* _JOB_
Lines holding the string "从安装在" are the ones to copy from this listing.

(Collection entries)
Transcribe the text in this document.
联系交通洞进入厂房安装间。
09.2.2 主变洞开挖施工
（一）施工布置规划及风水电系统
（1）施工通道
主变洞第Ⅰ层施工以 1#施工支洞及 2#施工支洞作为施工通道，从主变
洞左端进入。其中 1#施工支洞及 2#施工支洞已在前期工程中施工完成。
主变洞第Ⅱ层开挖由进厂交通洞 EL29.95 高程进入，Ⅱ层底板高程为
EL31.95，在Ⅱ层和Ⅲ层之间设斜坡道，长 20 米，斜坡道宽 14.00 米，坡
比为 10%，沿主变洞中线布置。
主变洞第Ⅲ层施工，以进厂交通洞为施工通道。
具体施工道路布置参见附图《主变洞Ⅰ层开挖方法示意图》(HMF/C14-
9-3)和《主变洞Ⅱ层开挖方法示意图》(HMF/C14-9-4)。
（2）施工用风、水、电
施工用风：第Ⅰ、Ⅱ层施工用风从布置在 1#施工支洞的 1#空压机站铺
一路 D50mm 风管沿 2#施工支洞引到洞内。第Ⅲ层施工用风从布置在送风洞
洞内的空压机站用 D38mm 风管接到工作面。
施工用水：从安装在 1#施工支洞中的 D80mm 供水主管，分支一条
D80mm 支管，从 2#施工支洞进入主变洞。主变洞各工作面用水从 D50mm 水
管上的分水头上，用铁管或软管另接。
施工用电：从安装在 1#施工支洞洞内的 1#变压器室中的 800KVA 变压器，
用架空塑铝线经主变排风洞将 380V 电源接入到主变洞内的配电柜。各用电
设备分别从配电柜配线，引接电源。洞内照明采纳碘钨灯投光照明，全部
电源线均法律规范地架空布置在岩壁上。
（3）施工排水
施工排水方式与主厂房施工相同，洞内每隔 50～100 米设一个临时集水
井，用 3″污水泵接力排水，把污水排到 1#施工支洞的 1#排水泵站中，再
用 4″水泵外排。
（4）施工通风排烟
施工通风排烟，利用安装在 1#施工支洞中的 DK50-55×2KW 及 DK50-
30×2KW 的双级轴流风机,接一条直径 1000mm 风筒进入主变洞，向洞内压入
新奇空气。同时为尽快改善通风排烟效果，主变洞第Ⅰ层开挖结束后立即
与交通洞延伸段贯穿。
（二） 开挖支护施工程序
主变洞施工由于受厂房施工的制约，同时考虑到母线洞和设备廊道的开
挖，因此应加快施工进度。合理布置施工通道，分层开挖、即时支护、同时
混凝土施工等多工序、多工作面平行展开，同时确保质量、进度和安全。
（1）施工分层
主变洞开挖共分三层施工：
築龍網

* _RESPONSE TO THE TASK_
施工用水：从安装在 1#施工支洞中的 D80mm 供水主管，分支一条
施工用电：从安装在 1#施工支洞洞内的 1#变压器室中的 800KVA 变压器，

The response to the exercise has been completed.